*What is expected*. From the entries below, gather each line containing the word "this".

*Task input*.
- - -

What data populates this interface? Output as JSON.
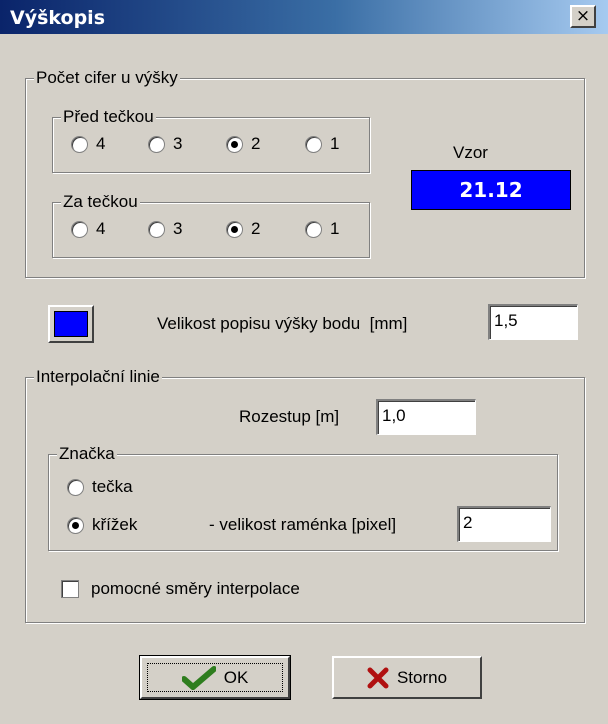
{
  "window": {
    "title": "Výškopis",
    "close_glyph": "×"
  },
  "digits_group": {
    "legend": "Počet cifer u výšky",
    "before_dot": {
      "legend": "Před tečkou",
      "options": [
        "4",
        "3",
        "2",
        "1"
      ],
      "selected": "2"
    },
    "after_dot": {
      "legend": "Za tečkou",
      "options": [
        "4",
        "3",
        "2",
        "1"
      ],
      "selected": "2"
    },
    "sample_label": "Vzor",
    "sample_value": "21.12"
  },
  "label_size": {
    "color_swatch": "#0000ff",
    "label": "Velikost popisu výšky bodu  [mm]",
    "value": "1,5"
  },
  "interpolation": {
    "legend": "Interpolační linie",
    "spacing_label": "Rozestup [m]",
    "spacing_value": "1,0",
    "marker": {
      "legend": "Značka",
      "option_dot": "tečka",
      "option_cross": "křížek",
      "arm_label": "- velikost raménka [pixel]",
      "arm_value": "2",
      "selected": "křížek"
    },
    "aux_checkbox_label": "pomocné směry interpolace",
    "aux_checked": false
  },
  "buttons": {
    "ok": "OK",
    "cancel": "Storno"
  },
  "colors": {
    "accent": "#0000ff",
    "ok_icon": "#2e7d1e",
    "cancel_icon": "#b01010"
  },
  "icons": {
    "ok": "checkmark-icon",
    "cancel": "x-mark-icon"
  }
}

- - -

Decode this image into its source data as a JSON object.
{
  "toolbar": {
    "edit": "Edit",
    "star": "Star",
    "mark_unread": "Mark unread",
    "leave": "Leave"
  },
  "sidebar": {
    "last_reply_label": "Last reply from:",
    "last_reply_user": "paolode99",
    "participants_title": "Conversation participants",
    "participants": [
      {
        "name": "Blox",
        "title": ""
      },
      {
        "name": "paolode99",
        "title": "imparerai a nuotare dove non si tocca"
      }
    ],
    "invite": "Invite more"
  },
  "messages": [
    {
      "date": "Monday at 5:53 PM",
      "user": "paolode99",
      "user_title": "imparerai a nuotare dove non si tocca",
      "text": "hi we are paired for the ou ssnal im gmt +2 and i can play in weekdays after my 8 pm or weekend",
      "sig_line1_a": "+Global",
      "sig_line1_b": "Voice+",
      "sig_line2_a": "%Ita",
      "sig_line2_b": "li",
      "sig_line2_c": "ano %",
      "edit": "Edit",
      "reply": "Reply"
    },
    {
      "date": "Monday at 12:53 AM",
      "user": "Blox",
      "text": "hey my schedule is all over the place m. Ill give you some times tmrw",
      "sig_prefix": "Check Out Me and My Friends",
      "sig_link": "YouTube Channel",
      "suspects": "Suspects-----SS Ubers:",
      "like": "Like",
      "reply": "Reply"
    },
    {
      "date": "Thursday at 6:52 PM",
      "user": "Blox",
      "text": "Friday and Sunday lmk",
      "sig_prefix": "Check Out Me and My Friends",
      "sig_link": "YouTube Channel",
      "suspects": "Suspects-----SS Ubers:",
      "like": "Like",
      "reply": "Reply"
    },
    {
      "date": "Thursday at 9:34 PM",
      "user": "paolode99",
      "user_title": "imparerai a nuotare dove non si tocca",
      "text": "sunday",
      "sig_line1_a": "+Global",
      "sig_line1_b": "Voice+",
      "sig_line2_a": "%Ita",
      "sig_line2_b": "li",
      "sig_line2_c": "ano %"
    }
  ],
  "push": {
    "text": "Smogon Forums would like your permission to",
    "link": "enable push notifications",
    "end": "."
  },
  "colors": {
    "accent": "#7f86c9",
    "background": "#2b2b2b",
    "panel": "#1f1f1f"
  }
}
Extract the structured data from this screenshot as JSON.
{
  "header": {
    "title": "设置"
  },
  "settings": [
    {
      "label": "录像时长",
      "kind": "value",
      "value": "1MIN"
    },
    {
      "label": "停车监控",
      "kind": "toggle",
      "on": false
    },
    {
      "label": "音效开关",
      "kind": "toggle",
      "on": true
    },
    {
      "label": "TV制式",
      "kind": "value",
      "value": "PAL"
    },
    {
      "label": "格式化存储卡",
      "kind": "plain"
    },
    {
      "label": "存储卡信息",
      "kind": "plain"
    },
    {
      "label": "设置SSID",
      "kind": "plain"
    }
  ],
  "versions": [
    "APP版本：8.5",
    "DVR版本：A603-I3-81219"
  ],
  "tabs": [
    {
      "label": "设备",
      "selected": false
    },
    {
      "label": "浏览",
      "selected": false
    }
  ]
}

- - -

*Answer in full*.
What data populates this interface? Output as JSON.
Decode this image into its source data as a JSON object.
Extract the structured data from this screenshot as JSON.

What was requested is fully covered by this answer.